→ **Your task**: Output the entries verbatim, including every line.

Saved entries
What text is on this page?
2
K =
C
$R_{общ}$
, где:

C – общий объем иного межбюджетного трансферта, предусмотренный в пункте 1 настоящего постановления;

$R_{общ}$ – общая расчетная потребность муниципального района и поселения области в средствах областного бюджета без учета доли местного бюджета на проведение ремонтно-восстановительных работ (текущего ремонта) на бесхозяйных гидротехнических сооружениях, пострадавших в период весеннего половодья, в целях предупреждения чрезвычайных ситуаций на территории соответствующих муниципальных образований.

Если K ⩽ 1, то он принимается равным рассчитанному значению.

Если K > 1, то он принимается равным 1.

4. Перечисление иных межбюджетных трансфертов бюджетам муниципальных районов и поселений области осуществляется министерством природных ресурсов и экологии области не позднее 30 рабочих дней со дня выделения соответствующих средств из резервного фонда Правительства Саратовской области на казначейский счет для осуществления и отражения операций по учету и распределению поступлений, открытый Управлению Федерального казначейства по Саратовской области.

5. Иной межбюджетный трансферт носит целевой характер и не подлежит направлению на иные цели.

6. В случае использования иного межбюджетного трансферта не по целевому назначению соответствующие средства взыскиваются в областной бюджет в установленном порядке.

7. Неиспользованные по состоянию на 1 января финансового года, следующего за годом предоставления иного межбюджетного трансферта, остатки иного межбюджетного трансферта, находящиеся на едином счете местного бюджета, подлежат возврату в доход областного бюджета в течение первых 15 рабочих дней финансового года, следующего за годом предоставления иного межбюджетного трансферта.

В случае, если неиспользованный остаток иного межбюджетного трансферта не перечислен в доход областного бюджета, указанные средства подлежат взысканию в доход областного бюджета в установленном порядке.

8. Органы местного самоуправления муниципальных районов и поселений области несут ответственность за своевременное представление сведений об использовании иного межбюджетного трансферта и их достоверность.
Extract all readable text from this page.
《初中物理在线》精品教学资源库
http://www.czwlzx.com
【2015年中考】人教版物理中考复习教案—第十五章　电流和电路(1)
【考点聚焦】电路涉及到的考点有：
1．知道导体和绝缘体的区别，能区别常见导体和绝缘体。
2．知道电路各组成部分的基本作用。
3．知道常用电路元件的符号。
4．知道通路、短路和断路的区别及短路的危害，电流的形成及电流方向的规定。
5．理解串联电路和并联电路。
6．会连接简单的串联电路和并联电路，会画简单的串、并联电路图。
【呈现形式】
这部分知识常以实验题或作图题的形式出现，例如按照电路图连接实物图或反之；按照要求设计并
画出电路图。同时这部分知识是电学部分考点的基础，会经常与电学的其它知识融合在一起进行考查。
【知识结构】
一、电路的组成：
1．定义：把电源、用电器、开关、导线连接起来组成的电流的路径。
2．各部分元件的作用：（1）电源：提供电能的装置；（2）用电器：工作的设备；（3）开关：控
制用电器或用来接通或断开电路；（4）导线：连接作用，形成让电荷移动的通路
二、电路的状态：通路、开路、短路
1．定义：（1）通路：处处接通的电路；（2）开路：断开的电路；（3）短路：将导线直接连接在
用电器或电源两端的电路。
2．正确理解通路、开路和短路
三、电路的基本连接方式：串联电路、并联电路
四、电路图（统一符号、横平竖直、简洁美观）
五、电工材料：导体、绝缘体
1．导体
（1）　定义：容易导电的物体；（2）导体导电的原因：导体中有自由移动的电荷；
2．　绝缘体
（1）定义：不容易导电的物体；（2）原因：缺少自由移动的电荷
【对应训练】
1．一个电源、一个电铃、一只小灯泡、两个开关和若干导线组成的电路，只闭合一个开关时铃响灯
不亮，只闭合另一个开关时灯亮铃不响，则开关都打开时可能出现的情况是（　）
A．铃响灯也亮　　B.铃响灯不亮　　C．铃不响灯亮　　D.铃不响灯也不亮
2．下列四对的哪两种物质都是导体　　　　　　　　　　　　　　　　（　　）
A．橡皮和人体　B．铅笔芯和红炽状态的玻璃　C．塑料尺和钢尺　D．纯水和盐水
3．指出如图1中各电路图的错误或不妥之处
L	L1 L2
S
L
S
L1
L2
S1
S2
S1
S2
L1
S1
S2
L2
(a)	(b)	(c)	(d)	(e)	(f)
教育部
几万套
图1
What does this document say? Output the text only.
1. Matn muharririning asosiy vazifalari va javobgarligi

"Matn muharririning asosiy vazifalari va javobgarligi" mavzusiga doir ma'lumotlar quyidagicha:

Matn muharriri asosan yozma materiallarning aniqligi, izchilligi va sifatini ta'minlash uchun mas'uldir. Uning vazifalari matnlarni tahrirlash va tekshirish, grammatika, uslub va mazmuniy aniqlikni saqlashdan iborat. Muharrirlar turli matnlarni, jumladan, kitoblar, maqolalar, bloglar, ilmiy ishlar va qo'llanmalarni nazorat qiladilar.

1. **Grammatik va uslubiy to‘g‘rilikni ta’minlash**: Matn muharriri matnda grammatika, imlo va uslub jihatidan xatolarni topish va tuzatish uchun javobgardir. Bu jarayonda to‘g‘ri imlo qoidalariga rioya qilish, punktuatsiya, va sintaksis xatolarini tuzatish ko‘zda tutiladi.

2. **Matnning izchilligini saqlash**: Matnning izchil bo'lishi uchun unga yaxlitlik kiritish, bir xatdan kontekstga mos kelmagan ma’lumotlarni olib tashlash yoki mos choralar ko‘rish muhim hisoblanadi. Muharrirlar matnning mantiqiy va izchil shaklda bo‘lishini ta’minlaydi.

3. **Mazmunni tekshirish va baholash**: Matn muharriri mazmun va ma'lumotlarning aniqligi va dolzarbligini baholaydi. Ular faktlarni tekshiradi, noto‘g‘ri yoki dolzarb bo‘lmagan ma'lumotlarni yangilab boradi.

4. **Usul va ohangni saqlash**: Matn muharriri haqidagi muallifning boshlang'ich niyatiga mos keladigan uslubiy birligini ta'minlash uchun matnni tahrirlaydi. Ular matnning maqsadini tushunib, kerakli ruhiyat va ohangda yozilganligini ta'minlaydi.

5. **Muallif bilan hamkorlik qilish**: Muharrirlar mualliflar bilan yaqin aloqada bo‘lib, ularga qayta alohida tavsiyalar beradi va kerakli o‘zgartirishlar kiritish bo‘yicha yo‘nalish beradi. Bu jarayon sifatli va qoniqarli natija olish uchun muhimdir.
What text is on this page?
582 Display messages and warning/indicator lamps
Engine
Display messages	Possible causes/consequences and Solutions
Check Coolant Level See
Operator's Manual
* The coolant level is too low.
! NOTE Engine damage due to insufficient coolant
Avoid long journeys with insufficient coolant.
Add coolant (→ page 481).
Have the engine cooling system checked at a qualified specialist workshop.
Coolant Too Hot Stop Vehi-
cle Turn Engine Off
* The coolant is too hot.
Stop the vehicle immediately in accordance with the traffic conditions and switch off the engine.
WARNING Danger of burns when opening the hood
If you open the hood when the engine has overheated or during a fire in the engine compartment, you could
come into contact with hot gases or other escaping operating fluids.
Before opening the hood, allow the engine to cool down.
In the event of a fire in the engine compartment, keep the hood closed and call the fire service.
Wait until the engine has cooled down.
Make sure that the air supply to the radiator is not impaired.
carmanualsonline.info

→ **Solution for this problem**:
What text is on this page?
2
K =
C
$R_{общ}$
, где:

C – общий объем иного межбюджетного трансферта, предусмотренный в пункте 1 настоящего постановления;

$R_{общ}$ – общая расчетная потребность муниципального района и поселения области в средствах областного бюджета без учета доли местного бюджета на проведение ремонтно-восстановительных работ (текущего ремонта) на бесхозяйных гидротехнических сооружениях, пострадавших в период весеннего половодья, в целях предупреждения чрезвычайных ситуаций на территории соответствующих муниципальных образований.

Если K ⩽ 1, то он принимается равным рассчитанному значению.

Если K > 1, то он принимается равным 1.

4. Перечисление иных межбюджетных трансфертов бюджетам муниципальных районов и поселений области осуществляется министерством природных ресурсов и экологии области не позднее 30 рабочих дней со дня выделения соответствующих средств из резервного фонда Правительства Саратовской области на казначейский счет для осуществления и отражения операций по учету и распределению поступлений, открытый Управлению Федерального казначейства по Саратовской области.

5. Иной межбюджетный трансферт носит целевой характер и не подлежит направлению на иные цели.

6. В случае использования иного межбюджетного трансферта не по целевому назначению соответствующие средства взыскиваются в областной бюджет в установленном порядке.

7. Неиспользованные по состоянию на 1 января финансового года, следующего за годом предоставления иного межбюджетного трансферта, остатки иного межбюджетного трансферта, находящиеся на едином счете местного бюджета, подлежат возврату в доход областного бюджета в течение первых 15 рабочих дней финансового года, следующего за годом предоставления иного межбюджетного трансферта.

В случае, если неиспользованный остаток иного межбюджетного трансферта не перечислен в доход областного бюджета, указанные средства подлежат взысканию в доход областного бюджета в установленном порядке.

8. Органы местного самоуправления муниципальных районов и поселений области несут ответственность за своевременное представление сведений об использовании иного межбюджетного трансферта и их достоверность.
Extract all readable text from this page.
《初中物理在线》精品教学资源库
http://www.czwlzx.com
【2015年中考】人教版物理中考复习教案—第十五章　电流和电路(1)
【考点聚焦】电路涉及到的考点有：
1．知道导体和绝缘体的区别，能区别常见导体和绝缘体。
2．知道电路各组成部分的基本作用。
3．知道常用电路元件的符号。
4．知道通路、短路和断路的区别及短路的危害，电流的形成及电流方向的规定。
5．理解串联电路和并联电路。
6．会连接简单的串联电路和并联电路，会画简单的串、并联电路图。
【呈现形式】
这部分知识常以实验题或作图题的形式出现，例如按照电路图连接实物图或反之；按照要求设计并
画出电路图。同时这部分知识是电学部分考点的基础，会经常与电学的其它知识融合在一起进行考查。
【知识结构】
一、电路的组成：
1．定义：把电源、用电器、开关、导线连接起来组成的电流的路径。
2．各部分元件的作用：（1）电源：提供电能的装置；（2）用电器：工作的设备；（3）开关：控
制用电器或用来接通或断开电路；（4）导线：连接作用，形成让电荷移动的通路
二、电路的状态：通路、开路、短路
1．定义：（1）通路：处处接通的电路；（2）开路：断开的电路；（3）短路：将导线直接连接在
用电器或电源两端的电路。
2．正确理解通路、开路和短路
三、电路的基本连接方式：串联电路、并联电路
四、电路图（统一符号、横平竖直、简洁美观）
五、电工材料：导体、绝缘体
1．导体
（1）　定义：容易导电的物体；（2）导体导电的原因：导体中有自由移动的电荷；
2．　绝缘体
（1）定义：不容易导电的物体；（2）原因：缺少自由移动的电荷
【对应训练】
1．一个电源、一个电铃、一只小灯泡、两个开关和若干导线组成的电路，只闭合一个开关时铃响灯
不亮，只闭合另一个开关时灯亮铃不响，则开关都打开时可能出现的情况是（　）
A．铃响灯也亮　　B.铃响灯不亮　　C．铃不响灯亮　　D.铃不响灯也不亮
2．下列四对的哪两种物质都是导体　　　　　　　　　　　　　　　　（　　）
A．橡皮和人体　B．铅笔芯和红炽状态的玻璃　C．塑料尺和钢尺　D．纯水和盐水
3．指出如图1中各电路图的错误或不妥之处
L	L1 L2
S
L
S
L1
L2
S1
S2
S1
S2
L1
S1
S2
L2
(a)	(b)	(c)	(d)	(e)	(f)
教育部
几万套
图1
What does this document say? Output the text only.
1. Matn muharririning asosiy vazifalari va javobgarligi

"Matn muharririning asosiy vazifalari va javobgarligi" mavzusiga doir ma'lumotlar quyidagicha:

Matn muharriri asosan yozma materiallarning aniqligi, izchilligi va sifatini ta'minlash uchun mas'uldir. Uning vazifalari matnlarni tahrirlash va tekshirish, grammatika, uslub va mazmuniy aniqlikni saqlashdan iborat. Muharrirlar turli matnlarni, jumladan, kitoblar, maqolalar, bloglar, ilmiy ishlar va qo'llanmalarni nazorat qiladilar.

1. **Grammatik va uslubiy to‘g‘rilikni ta’minlash**: Matn muharriri matnda grammatika, imlo va uslub jihatidan xatolarni topish va tuzatish uchun javobgardir. Bu jarayonda to‘g‘ri imlo qoidalariga rioya qilish, punktuatsiya, va sintaksis xatolarini tuzatish ko‘zda tutiladi.

2. **Matnning izchilligini saqlash**: Matnning izchil bo'lishi uchun unga yaxlitlik kiritish, bir xatdan kontekstga mos kelmagan ma’lumotlarni olib tashlash yoki mos choralar ko‘rish muhim hisoblanadi. Muharrirlar matnning mantiqiy va izchil shaklda bo‘lishini ta’minlaydi.

3. **Mazmunni tekshirish va baholash**: Matn muharriri mazmun va ma'lumotlarning aniqligi va dolzarbligini baholaydi. Ular faktlarni tekshiradi, noto‘g‘ri yoki dolzarb bo‘lmagan ma'lumotlarni yangilab boradi.

4. **Usul va ohangni saqlash**: Matn muharriri haqidagi muallifning boshlang'ich niyatiga mos keladigan uslubiy birligini ta'minlash uchun matnni tahrirlaydi. Ular matnning maqsadini tushunib, kerakli ruhiyat va ohangda yozilganligini ta'minlaydi.

5. **Muallif bilan hamkorlik qilish**: Muharrirlar mualliflar bilan yaqin aloqada bo‘lib, ularga qayta alohida tavsiyalar beradi va kerakli o‘zgartirishlar kiritish bo‘yicha yo‘nalish beradi. Bu jarayon sifatli va qoniqarli natija olish uchun muhimdir.
What text is on this page?
582 Display messages and warning/indicator lamps
Engine
Display messages	Possible causes/consequences and Solutions
Check Coolant Level See
Operator's Manual
* The coolant level is too low.
! NOTE Engine damage due to insufficient coolant
Avoid long journeys with insufficient coolant.
Add coolant (→ page 481).
Have the engine cooling system checked at a qualified specialist workshop.
Coolant Too Hot Stop Vehi-
cle Turn Engine Off
* The coolant is too hot.
Stop the vehicle immediately in accordance with the traffic conditions and switch off the engine.
WARNING Danger of burns when opening the hood
If you open the hood when the engine has overheated or during a fire in the engine compartment, you could
come into contact with hot gases or other escaping operating fluids.
Before opening the hood, allow the engine to cool down.
In the event of a fire in the engine compartment, keep the hood closed and call the fire service.
Wait until the engine has cooled down.
Make sure that the air supply to the radiator is not impaired.
carmanualsonline.info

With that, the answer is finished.